> WHAT THE TASK REQUIRES
Select the lines below containing the word "seeking".
start
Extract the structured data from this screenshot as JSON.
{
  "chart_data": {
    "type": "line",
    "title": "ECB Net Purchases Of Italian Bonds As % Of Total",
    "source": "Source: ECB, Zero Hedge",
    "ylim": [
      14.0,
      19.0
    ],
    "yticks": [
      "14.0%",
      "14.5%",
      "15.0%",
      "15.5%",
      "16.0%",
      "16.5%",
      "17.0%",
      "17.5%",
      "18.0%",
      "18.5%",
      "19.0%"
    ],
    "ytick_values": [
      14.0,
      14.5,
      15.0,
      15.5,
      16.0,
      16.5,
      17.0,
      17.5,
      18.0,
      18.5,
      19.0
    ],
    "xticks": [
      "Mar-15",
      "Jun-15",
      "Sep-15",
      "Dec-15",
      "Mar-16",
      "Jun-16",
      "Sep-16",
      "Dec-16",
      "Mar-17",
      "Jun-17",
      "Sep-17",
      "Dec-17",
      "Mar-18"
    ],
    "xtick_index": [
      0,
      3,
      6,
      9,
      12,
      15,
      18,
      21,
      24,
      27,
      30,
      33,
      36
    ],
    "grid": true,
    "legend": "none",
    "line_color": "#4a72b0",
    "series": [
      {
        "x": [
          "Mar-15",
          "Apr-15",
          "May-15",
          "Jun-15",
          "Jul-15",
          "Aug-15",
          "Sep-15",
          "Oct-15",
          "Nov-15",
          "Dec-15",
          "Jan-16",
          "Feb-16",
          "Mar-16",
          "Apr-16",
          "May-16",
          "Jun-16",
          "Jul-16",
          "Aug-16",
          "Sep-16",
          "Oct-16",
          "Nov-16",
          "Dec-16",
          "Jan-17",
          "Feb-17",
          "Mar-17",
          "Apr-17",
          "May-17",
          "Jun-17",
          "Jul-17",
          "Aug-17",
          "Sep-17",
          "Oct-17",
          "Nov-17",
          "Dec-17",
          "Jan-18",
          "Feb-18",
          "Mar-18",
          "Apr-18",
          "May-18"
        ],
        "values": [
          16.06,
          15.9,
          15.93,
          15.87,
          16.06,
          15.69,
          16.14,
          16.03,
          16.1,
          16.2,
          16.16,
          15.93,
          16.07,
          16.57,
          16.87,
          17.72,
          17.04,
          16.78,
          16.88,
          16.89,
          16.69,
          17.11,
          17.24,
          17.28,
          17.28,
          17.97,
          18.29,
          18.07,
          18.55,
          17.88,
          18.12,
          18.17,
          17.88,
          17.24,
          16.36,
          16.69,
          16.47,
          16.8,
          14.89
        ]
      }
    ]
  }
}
end
start
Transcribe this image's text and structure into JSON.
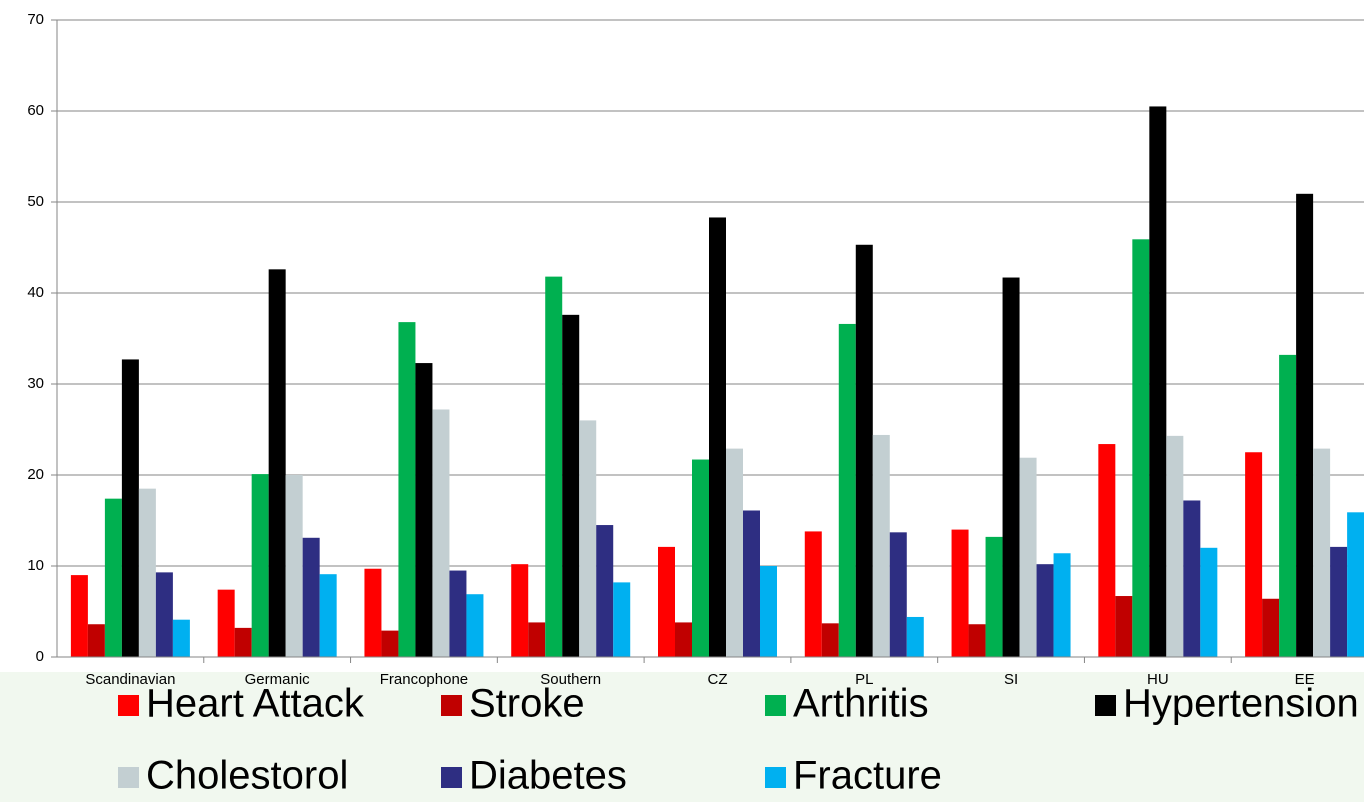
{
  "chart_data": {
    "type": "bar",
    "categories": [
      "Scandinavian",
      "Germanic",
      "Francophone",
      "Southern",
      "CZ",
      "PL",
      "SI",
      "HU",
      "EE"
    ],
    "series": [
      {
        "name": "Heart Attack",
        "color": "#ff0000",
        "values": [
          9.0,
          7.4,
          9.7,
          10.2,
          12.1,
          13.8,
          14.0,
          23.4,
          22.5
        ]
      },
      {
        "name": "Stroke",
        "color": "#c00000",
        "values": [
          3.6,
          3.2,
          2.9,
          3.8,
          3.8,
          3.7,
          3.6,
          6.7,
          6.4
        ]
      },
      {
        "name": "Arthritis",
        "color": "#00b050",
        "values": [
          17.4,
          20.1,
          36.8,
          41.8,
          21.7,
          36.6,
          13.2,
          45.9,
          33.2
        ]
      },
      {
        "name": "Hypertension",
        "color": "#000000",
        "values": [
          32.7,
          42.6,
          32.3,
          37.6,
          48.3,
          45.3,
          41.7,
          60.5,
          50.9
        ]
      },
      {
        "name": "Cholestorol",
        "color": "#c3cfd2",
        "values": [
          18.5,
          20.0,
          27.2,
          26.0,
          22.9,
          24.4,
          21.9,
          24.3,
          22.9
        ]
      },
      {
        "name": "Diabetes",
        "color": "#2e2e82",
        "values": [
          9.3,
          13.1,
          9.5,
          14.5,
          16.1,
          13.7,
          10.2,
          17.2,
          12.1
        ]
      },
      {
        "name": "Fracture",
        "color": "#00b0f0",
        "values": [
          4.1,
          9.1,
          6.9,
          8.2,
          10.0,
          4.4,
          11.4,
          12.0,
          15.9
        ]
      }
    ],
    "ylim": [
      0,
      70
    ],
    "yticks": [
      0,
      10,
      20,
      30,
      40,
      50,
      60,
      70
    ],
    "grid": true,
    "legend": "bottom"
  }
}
end
start
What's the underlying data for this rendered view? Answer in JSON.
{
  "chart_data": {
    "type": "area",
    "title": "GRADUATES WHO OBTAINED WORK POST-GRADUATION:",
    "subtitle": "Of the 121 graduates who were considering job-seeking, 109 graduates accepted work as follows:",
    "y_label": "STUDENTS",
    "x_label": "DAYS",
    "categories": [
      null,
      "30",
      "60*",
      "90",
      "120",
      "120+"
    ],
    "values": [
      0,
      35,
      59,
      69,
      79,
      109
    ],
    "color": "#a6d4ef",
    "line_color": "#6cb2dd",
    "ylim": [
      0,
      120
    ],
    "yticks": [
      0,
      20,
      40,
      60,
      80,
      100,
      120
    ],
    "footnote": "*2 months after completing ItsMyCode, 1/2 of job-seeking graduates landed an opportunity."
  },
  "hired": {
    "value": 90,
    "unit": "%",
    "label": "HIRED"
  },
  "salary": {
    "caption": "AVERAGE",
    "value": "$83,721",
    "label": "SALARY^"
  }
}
end
> ANSWER TO THIS TASK
    "subtitle": "Of the 121 graduates who were considering job-seeking, 109 graduates accepted work as follows:",
    "footnote": "*2 months after completing ItsMyCode, 1/2 of job-seeking graduates landed an opportunity."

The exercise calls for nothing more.